■ TASK INSTRUCTIONS ■
From the listing below, pull each line that includes "woman".

(Stored data)
____
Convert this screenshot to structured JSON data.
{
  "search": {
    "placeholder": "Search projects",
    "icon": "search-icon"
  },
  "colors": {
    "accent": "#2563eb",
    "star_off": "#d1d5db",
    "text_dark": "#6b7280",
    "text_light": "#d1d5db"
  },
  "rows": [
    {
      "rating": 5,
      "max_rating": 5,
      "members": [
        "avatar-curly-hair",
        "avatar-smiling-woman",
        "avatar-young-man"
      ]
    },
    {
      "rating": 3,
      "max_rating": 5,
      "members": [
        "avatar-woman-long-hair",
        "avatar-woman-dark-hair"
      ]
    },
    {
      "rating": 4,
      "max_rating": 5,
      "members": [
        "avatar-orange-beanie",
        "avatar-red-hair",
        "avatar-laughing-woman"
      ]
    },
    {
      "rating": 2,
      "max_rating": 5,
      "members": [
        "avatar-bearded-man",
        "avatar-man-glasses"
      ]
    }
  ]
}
____
■ THE RESULT ■
        "avatar-smiling-woman",
        "avatar-woman-long-hair",
        "avatar-woman-dark-hair"
        "avatar-laughing-woman"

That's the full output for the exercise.